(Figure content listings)
# # # # #

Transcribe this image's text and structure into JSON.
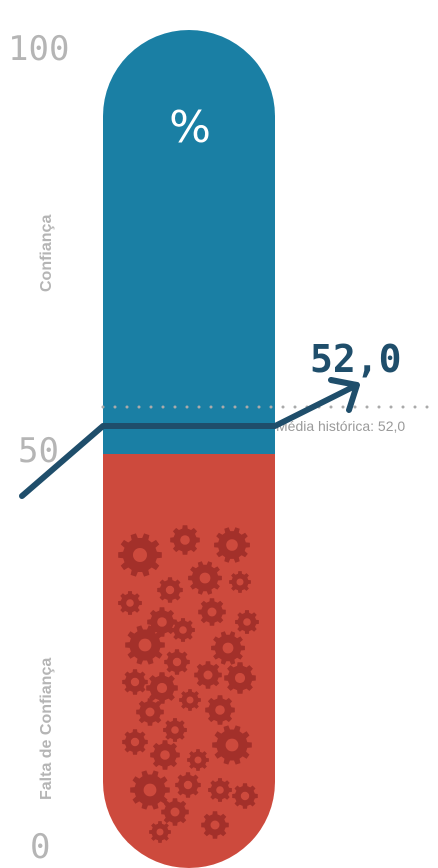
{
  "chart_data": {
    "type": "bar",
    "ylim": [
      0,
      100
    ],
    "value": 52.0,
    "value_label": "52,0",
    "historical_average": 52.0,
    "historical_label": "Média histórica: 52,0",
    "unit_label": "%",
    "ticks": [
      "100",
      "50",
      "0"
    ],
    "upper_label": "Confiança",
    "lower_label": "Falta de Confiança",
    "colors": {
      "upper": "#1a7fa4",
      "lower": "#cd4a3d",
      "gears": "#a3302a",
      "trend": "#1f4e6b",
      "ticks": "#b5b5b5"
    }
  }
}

# # # # #

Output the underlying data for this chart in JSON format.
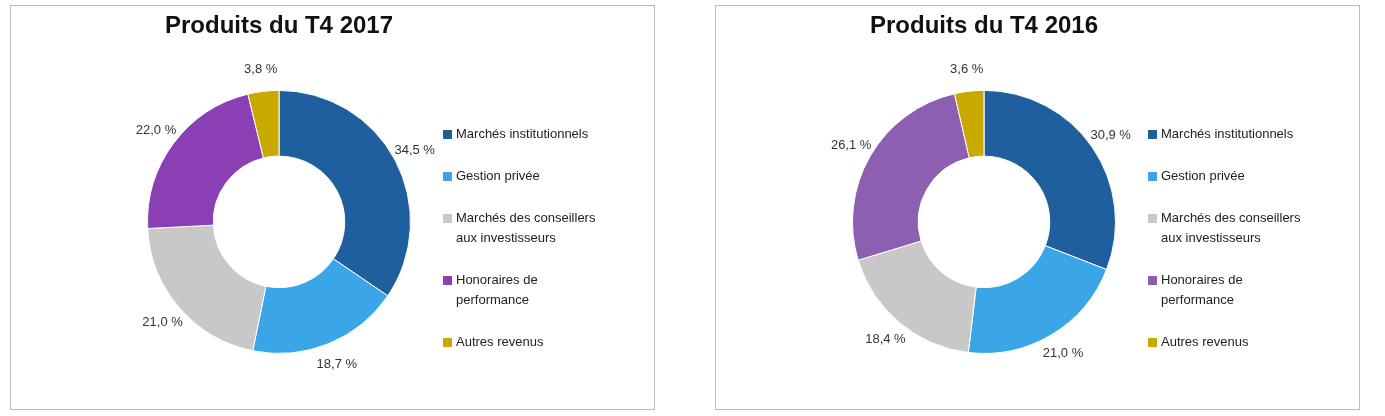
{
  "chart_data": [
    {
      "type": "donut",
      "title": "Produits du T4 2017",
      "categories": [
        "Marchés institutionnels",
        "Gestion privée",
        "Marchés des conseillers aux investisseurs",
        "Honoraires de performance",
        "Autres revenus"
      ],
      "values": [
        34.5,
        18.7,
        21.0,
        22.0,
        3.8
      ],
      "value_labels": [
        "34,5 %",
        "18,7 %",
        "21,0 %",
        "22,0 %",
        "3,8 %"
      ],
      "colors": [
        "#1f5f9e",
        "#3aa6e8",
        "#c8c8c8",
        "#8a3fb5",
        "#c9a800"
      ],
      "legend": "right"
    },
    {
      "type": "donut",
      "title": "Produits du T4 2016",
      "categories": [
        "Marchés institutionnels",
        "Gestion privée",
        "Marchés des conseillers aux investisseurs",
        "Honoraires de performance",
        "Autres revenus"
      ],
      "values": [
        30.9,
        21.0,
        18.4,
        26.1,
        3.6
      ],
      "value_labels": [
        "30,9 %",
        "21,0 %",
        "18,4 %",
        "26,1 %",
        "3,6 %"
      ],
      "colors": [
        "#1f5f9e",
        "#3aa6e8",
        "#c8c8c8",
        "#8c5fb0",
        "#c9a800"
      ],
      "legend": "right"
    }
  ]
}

# # # # #

- _GIVEN REQUEST_: In the records above, find each line that holds the word "JSON"; copy all such lines.

- _RESULT OF THE TASK_:
Transcribe this image's text and structure into JSON.
Output the underlying data for this chart in JSON format.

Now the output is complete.